Stored entries:
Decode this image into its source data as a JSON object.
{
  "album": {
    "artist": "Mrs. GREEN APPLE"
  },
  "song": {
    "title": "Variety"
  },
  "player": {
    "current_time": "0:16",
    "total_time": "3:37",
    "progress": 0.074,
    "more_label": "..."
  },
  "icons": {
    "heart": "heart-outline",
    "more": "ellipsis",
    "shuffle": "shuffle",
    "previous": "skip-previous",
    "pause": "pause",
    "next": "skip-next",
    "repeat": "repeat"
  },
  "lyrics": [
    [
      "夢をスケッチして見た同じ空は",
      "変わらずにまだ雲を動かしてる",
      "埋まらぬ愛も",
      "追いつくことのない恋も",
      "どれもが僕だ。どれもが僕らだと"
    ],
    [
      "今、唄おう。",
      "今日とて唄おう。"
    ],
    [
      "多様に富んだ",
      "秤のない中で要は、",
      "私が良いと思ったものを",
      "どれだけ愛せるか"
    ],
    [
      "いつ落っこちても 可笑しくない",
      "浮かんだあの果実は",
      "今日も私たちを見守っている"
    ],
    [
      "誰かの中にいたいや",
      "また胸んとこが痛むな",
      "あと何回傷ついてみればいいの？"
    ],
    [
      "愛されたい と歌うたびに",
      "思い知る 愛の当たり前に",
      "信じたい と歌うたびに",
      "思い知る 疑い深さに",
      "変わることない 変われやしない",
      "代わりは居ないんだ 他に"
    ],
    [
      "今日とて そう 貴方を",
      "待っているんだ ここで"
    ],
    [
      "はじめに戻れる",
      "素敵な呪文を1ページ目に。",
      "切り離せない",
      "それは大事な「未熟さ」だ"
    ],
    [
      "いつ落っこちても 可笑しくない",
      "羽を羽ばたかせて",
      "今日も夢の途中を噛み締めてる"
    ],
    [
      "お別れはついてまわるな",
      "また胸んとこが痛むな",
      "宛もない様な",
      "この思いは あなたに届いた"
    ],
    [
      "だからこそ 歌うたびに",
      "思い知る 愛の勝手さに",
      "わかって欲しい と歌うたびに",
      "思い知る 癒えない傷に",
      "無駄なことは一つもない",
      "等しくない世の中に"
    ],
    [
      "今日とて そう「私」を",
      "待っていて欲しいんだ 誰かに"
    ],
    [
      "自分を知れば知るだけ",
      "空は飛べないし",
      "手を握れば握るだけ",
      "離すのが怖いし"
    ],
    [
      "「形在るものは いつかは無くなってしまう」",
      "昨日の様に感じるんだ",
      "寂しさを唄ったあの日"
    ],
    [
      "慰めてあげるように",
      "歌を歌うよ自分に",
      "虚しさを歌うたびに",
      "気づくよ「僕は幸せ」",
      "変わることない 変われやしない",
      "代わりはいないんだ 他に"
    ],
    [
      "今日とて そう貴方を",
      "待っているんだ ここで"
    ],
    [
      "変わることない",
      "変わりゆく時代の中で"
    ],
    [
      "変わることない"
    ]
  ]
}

WRITTEN INSTRUCTION: Write out every entry again, keeping each line exactly the same.

WRITTEN RESPONSE:
Decode this image into its source data as a JSON object.
{
  "album": {
    "artist": "Mrs. GREEN APPLE"
  },
  "song": {
    "title": "Variety"
  },
  "player": {
    "current_time": "0:16",
    "total_time": "3:37",
    "progress": 0.074,
    "more_label": "..."
  },
  "icons": {
    "heart": "heart-outline",
    "more": "ellipsis",
    "shuffle": "shuffle",
    "previous": "skip-previous",
    "pause": "pause",
    "next": "skip-next",
    "repeat": "repeat"
  },
  "lyrics": [
    [
      "夢をスケッチして見た同じ空は",
      "変わらずにまだ雲を動かしてる",
      "埋まらぬ愛も",
      "追いつくことのない恋も",
      "どれもが僕だ。どれもが僕らだと"
    ],
    [
      "今、唄おう。",
      "今日とて唄おう。"
    ],
    [
      "多様に富んだ",
      "秤のない中で要は、",
      "私が良いと思ったものを",
      "どれだけ愛せるか"
    ],
    [
      "いつ落っこちても 可笑しくない",
      "浮かんだあの果実は",
      "今日も私たちを見守っている"
    ],
    [
      "誰かの中にいたいや",
      "また胸んとこが痛むな",
      "あと何回傷ついてみればいいの？"
    ],
    [
      "愛されたい と歌うたびに",
      "思い知る 愛の当たり前に",
      "信じたい と歌うたびに",
      "思い知る 疑い深さに",
      "変わることない 変われやしない",
      "代わりは居ないんだ 他に"
    ],
    [
      "今日とて そう 貴方を",
      "待っているんだ ここで"
    ],
    [
      "はじめに戻れる",
      "素敵な呪文を1ページ目に。",
      "切り離せない",
      "それは大事な「未熟さ」だ"
    ],
    [
      "いつ落っこちても 可笑しくない",
      "羽を羽ばたかせて",
      "今日も夢の途中を噛み締めてる"
    ],
    [
      "お別れはついてまわるな",
      "また胸んとこが痛むな",
      "宛もない様な",
      "この思いは あなたに届いた"
    ],
    [
      "だからこそ 歌うたびに",
      "思い知る 愛の勝手さに",
      "わかって欲しい と歌うたびに",
      "思い知る 癒えない傷に",
      "無駄なことは一つもない",
      "等しくない世の中に"
    ],
    [
      "今日とて そう「私」を",
      "待っていて欲しいんだ 誰かに"
    ],
    [
      "自分を知れば知るだけ",
      "空は飛べないし",
      "手を握れば握るだけ",
      "離すのが怖いし"
    ],
    [
      "「形在るものは いつかは無くなってしまう」",
      "昨日の様に感じるんだ",
      "寂しさを唄ったあの日"
    ],
    [
      "慰めてあげるように",
      "歌を歌うよ自分に",
      "虚しさを歌うたびに",
      "気づくよ「僕は幸せ」",
      "変わることない 変われやしない",
      "代わりはいないんだ 他に"
    ],
    [
      "今日とて そう貴方を",
      "待っているんだ ここで"
    ],
    [
      "変わることない",
      "変わりゆく時代の中で"
    ],
    [
      "変わることない"
    ]
  ]
}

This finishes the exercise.